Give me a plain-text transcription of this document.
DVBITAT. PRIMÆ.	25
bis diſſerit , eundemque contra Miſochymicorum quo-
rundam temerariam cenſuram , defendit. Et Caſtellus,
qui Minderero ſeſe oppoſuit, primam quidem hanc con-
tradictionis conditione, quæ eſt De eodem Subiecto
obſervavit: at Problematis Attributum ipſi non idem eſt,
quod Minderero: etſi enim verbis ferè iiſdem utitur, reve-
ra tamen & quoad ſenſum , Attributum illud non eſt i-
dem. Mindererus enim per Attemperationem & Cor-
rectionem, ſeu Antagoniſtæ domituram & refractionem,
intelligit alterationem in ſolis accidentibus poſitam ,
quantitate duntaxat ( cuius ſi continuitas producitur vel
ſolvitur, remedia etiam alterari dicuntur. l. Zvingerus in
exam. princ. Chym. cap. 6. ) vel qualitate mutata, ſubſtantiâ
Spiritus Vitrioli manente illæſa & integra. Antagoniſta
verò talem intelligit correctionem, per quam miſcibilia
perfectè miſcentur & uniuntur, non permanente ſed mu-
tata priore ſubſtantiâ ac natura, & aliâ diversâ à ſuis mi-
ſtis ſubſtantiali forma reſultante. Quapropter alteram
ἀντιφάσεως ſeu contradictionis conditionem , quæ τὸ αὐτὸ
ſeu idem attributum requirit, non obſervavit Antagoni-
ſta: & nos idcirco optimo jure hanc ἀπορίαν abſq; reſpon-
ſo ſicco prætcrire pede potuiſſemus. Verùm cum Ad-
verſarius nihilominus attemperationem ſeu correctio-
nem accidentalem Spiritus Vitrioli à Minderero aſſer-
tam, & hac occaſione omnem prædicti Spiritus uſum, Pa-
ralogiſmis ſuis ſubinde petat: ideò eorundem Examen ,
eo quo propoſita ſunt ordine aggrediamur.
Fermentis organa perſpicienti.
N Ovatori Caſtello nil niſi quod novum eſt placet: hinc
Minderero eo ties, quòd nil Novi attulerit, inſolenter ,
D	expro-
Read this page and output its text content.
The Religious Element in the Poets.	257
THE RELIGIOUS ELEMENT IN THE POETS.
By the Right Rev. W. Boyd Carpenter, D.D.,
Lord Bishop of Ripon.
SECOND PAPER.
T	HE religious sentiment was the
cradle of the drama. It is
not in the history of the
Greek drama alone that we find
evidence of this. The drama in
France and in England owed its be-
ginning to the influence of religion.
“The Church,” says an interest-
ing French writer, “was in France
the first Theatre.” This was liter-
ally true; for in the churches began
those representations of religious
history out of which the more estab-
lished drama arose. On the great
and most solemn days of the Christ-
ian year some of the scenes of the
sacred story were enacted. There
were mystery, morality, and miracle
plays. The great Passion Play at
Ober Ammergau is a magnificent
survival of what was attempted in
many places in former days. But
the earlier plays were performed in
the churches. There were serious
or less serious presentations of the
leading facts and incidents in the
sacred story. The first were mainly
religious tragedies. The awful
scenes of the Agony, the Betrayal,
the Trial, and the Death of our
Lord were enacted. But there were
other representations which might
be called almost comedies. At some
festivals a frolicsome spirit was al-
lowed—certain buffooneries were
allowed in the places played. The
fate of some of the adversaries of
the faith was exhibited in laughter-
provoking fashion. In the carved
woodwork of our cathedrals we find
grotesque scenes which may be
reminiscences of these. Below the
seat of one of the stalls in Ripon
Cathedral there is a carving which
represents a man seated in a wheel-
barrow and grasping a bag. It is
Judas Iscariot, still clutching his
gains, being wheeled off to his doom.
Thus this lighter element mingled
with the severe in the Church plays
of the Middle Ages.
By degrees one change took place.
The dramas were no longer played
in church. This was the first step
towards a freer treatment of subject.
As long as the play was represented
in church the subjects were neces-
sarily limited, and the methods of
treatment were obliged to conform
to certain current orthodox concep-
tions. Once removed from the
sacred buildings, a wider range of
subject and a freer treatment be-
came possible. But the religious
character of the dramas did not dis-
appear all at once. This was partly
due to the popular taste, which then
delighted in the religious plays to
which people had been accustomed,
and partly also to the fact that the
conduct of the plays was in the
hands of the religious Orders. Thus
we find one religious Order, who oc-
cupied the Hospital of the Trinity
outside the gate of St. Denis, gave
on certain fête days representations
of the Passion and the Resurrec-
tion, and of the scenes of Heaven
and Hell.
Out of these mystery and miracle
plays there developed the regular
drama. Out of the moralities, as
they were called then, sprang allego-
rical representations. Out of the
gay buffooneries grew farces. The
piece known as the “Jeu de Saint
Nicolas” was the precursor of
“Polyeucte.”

---+---

Directions: Among the lines of the data, identify those with the word "Spiritus". Copy each of them.

Finished task:
Spiritus Vitrioli manente illæſa & integra. Antagoniſta
nem accidentalem Spiritus Vitrioli à Minderero aſſer-
tam, & hac occaſione omnem prædicti Spiritus uſum, Pa-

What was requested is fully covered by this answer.